Transcribe all the lines below exactly. Omit the pictures.

(Excerpts from a transcription dataset)
==*==

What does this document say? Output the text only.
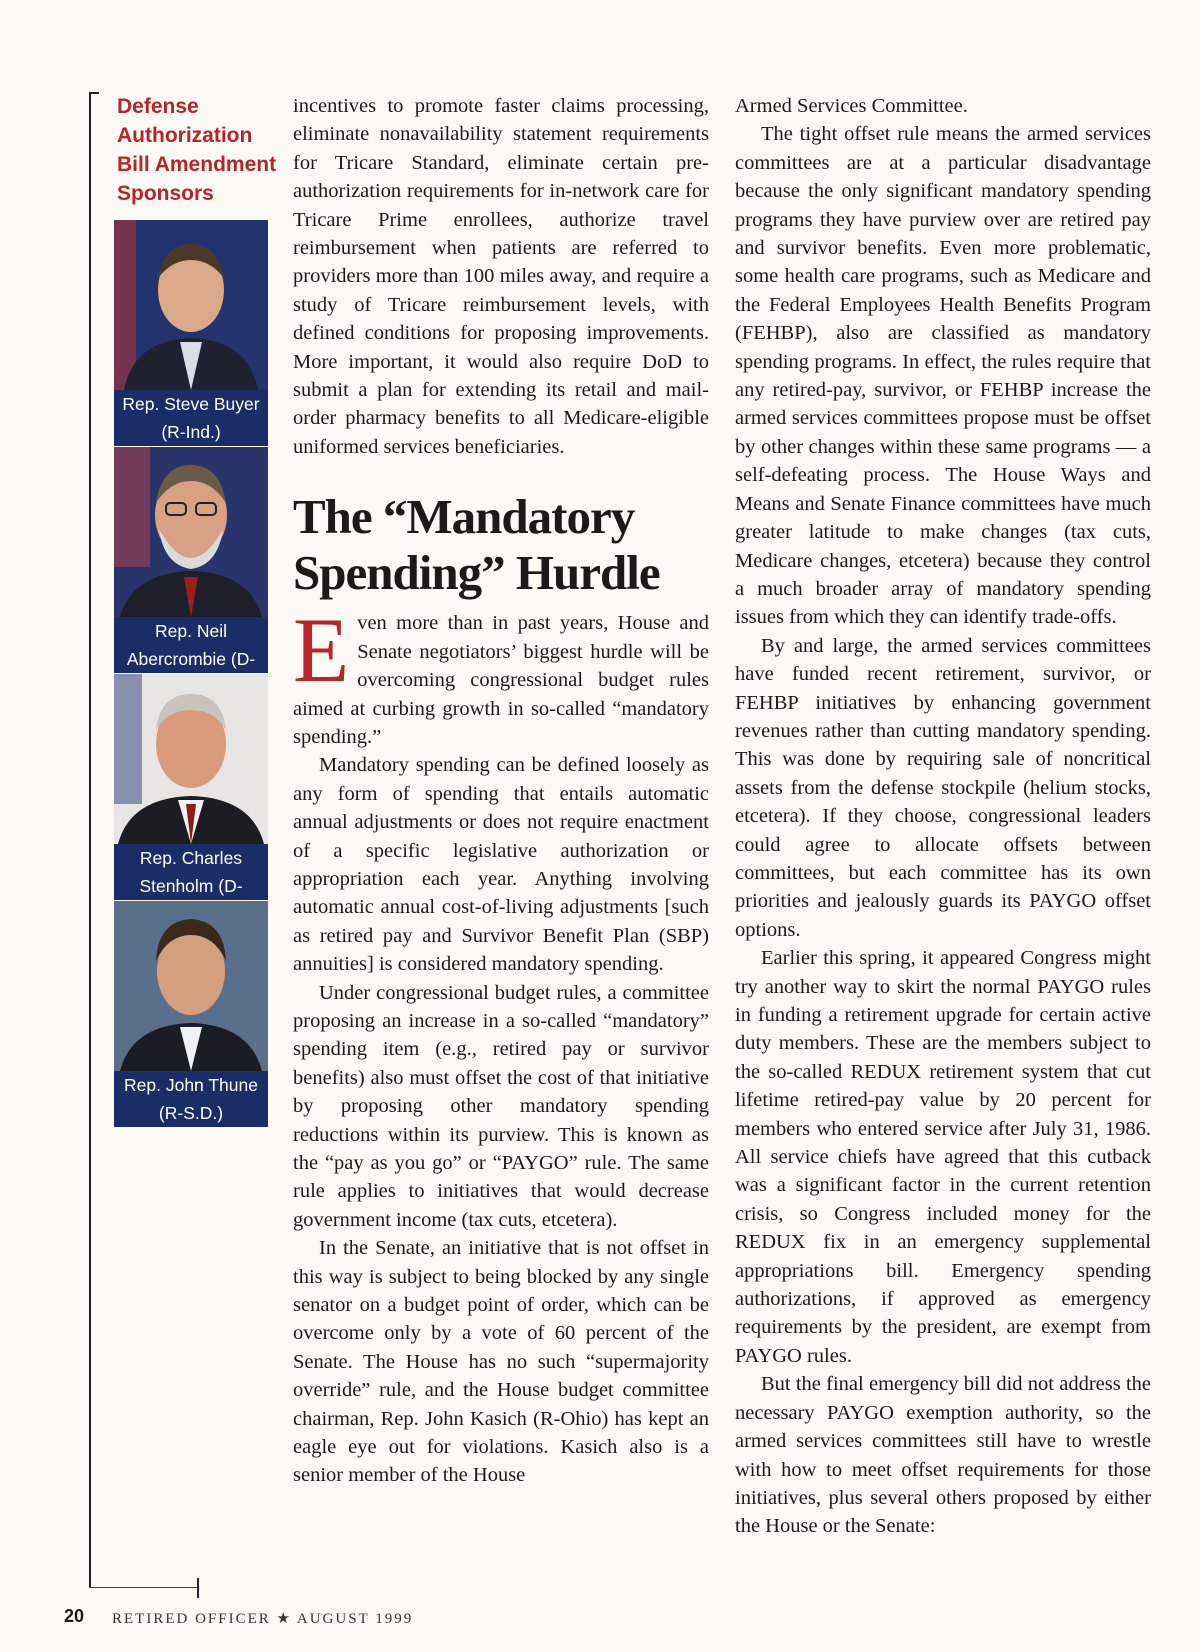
Defense Authorization Bill Amendment Sponsors
Rep. Steve Buyer
(R-Ind.)
Rep. Neil
Abercrombie (D-
Rep. Charles
Stenholm (D-
Rep. John Thune
(R-S.D.)

incentives to promote faster claims processing, eliminate nonavailability statement requirements for Tricare Standard, eliminate certain pre-authorization requirements for in-network care for Tricare Prime enrollees, authorize travel reimbursement when patients are referred to providers more than 100 miles away, and require a study of Tricare reimbursement levels, with defined conditions for proposing improvements. More important, it would also require DoD to submit a plan for extending its retail and mail-order pharmacy benefits to all Medicare-eligible uniformed services beneficiaries.

The “Mandatory Spending” Hurdle

Even more than in past years, House and Senate negotiators’ biggest hurdle will be overcoming congressional budget rules aimed at curbing growth in so-called “mandatory spending.”

Mandatory spending can be defined loosely as any form of spending that entails automatic annual adjustments or does not require enactment of a specific legislative authorization or appropriation each year. Anything involving automatic annual cost-of-living adjustments [such as retired pay and Survivor Benefit Plan (SBP) annuities] is considered mandatory spending.

Under congressional budget rules, a committee proposing an increase in a so-called “mandatory” spending item (e.g., retired pay or survivor benefits) also must offset the cost of that initiative by proposing other mandatory spending reductions within its purview. This is known as the “pay as you go” or “PAYGO” rule. The same rule applies to initiatives that would decrease government income (tax cuts, etcetera).

In the Senate, an initiative that is not offset in this way is subject to being blocked by any single senator on a budget point of order, which can be overcome only by a vote of 60 percent of the Senate. The House has no such “supermajority override” rule, and the House budget committee chairman, Rep. John Kasich (R-Ohio) has kept an eagle eye out for violations. Kasich also is a senior member of the House

Armed Services Committee.

The tight offset rule means the armed services committees are at a particular disadvantage because the only significant mandatory spending programs they have purview over are retired pay and survivor benefits. Even more problematic, some health care programs, such as Medicare and the Federal Employees Health Benefits Program (FEHBP), also are classified as mandatory spending programs. In effect, the rules require that any retired-pay, survivor, or FEHBP increase the armed services committees propose must be offset by other changes within these same programs — a self-defeating process. The House Ways and Means and Senate Finance committees have much greater latitude to make changes (tax cuts, Medicare changes, etcetera) because they control a much broader array of mandatory spending issues from which they can identify trade-offs.

By and large, the armed services committees have funded recent retirement, survivor, or FEHBP initiatives by enhancing government revenues rather than cutting mandatory spending. This was done by requiring sale of noncritical assets from the defense stockpile (helium stocks, etcetera). If they choose, congressional leaders could agree to allocate offsets between committees, but each committee has its own priorities and jealously guards its PAYGO offset options.

Earlier this spring, it appeared Congress might try another way to skirt the normal PAYGO rules in funding a retirement upgrade for certain active duty members. These are the members subject to the so-called REDUX retirement system that cut lifetime retired-pay value by 20 percent for members who entered service after July 31, 1986. All service chiefs have agreed that this cutback was a significant factor in the current retention crisis, so Congress included money for the REDUX fix in an emergency supplemental appropriations bill. Emergency spending authorizations, if approved as emergency requirements by the president, are exempt from PAYGO rules.

But the final emergency bill did not address the necessary PAYGO exemption authority, so the armed services committees still have to wrestle with how to meet offset requirements for those initiatives, plus several others proposed by either the House or the Senate:

20 RETIRED OFFICER ★ AUGUST 1999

==*==

__Output for this task__
What does this document say? Output the text only.
Defense Authorization Bill Amendment Sponsors
Rep. Steve Buyer
(R-Ind.)
Rep. Neil
Abercrombie (D-
Rep. Charles
Stenholm (D-
Rep. John Thune
(R-S.D.)

incentives to promote faster claims processing, eliminate nonavailability statement requirements for Tricare Standard, eliminate certain pre-authorization requirements for in-network care for Tricare Prime enrollees, authorize travel reimbursement when patients are referred to providers more than 100 miles away, and require a study of Tricare reimbursement levels, with defined conditions for proposing improvements. More important, it would also require DoD to submit a plan for extending its retail and mail-order pharmacy benefits to all Medicare-eligible uniformed services beneficiaries.

The “Mandatory Spending” Hurdle

Even more than in past years, House and Senate negotiators’ biggest hurdle will be overcoming congressional budget rules aimed at curbing growth in so-called “mandatory spending.”

Mandatory spending can be defined loosely as any form of spending that entails automatic annual adjustments or does not require enactment of a specific legislative authorization or appropriation each year. Anything involving automatic annual cost-of-living adjustments [such as retired pay and Survivor Benefit Plan (SBP) annuities] is considered mandatory spending.

Under congressional budget rules, a committee proposing an increase in a so-called “mandatory” spending item (e.g., retired pay or survivor benefits) also must offset the cost of that initiative by proposing other mandatory spending reductions within its purview. This is known as the “pay as you go” or “PAYGO” rule. The same rule applies to initiatives that would decrease government income (tax cuts, etcetera).

In the Senate, an initiative that is not offset in this way is subject to being blocked by any single senator on a budget point of order, which can be overcome only by a vote of 60 percent of the Senate. The House has no such “supermajority override” rule, and the House budget committee chairman, Rep. John Kasich (R-Ohio) has kept an eagle eye out for violations. Kasich also is a senior member of the House

Armed Services Committee.

The tight offset rule means the armed services committees are at a particular disadvantage because the only significant mandatory spending programs they have purview over are retired pay and survivor benefits. Even more problematic, some health care programs, such as Medicare and the Federal Employees Health Benefits Program (FEHBP), also are classified as mandatory spending programs. In effect, the rules require that any retired-pay, survivor, or FEHBP increase the armed services committees propose must be offset by other changes within these same programs — a self-defeating process. The House Ways and Means and Senate Finance committees have much greater latitude to make changes (tax cuts, Medicare changes, etcetera) because they control a much broader array of mandatory spending issues from which they can identify trade-offs.

By and large, the armed services committees have funded recent retirement, survivor, or FEHBP initiatives by enhancing government revenues rather than cutting mandatory spending. This was done by requiring sale of noncritical assets from the defense stockpile (helium stocks, etcetera). If they choose, congressional leaders could agree to allocate offsets between committees, but each committee has its own priorities and jealously guards its PAYGO offset options.

Earlier this spring, it appeared Congress might try another way to skirt the normal PAYGO rules in funding a retirement upgrade for certain active duty members. These are the members subject to the so-called REDUX retirement system that cut lifetime retired-pay value by 20 percent for members who entered service after July 31, 1986. All service chiefs have agreed that this cutback was a significant factor in the current retention crisis, so Congress included money for the REDUX fix in an emergency supplemental appropriations bill. Emergency spending authorizations, if approved as emergency requirements by the president, are exempt from PAYGO rules.

But the final emergency bill did not address the necessary PAYGO exemption authority, so the armed services committees still have to wrestle with how to meet offset requirements for those initiatives, plus several others proposed by either the House or the Senate:

20 RETIRED OFFICER ★ AUGUST 1999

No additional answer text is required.